▸ Exercise prompt
Transcribe every entry word for word. Skip the pictures.

▸ Material shown
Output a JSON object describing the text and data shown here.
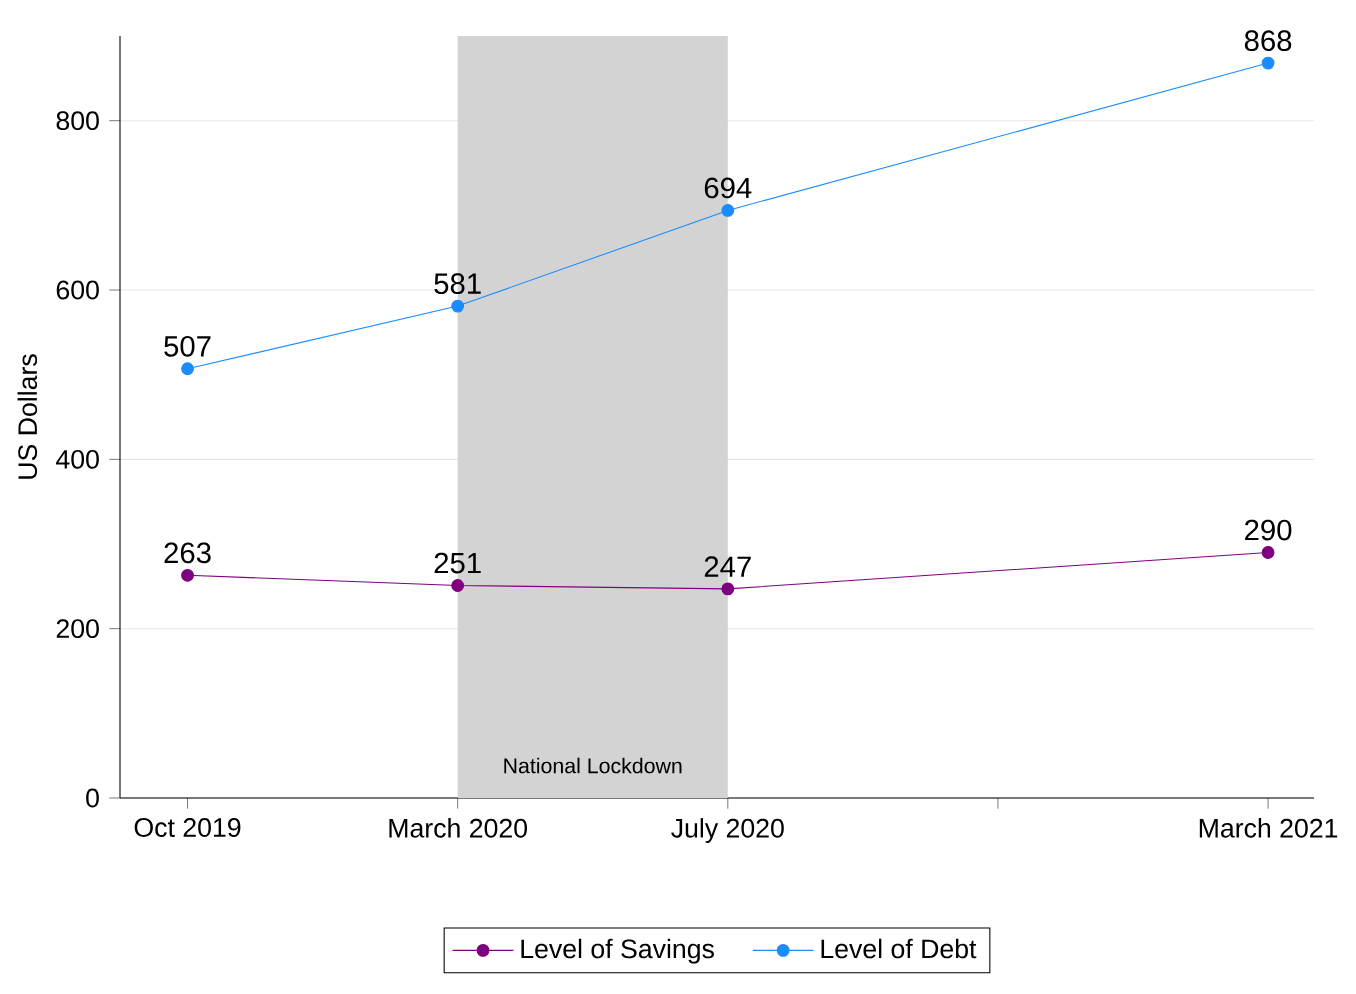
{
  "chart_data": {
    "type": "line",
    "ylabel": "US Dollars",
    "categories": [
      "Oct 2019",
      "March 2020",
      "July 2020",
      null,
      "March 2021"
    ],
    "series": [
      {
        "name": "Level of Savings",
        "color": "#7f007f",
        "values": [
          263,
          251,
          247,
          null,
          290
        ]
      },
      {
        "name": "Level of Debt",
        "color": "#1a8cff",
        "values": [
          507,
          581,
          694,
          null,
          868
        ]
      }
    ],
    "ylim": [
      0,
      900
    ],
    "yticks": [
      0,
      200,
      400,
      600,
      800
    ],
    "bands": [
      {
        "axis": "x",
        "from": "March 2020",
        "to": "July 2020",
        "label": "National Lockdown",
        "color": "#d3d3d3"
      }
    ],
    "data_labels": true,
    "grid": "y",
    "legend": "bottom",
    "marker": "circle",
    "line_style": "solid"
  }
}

▸ Completed exercise
Output a JSON object describing the text and data shown here.
{
  "chart_data": {
    "type": "line",
    "ylabel": "US Dollars",
    "categories": [
      "Oct 2019",
      "March 2020",
      "July 2020",
      null,
      "March 2021"
    ],
    "series": [
      {
        "name": "Level of Savings",
        "color": "#7f007f",
        "values": [
          263,
          251,
          247,
          null,
          290
        ]
      },
      {
        "name": "Level of Debt",
        "color": "#1a8cff",
        "values": [
          507,
          581,
          694,
          null,
          868
        ]
      }
    ],
    "ylim": [
      0,
      900
    ],
    "yticks": [
      0,
      200,
      400,
      600,
      800
    ],
    "bands": [
      {
        "axis": "x",
        "from": "March 2020",
        "to": "July 2020",
        "label": "National Lockdown",
        "color": "#d3d3d3"
      }
    ],
    "data_labels": true,
    "grid": "y",
    "legend": "bottom",
    "marker": "circle",
    "line_style": "solid"
  }
}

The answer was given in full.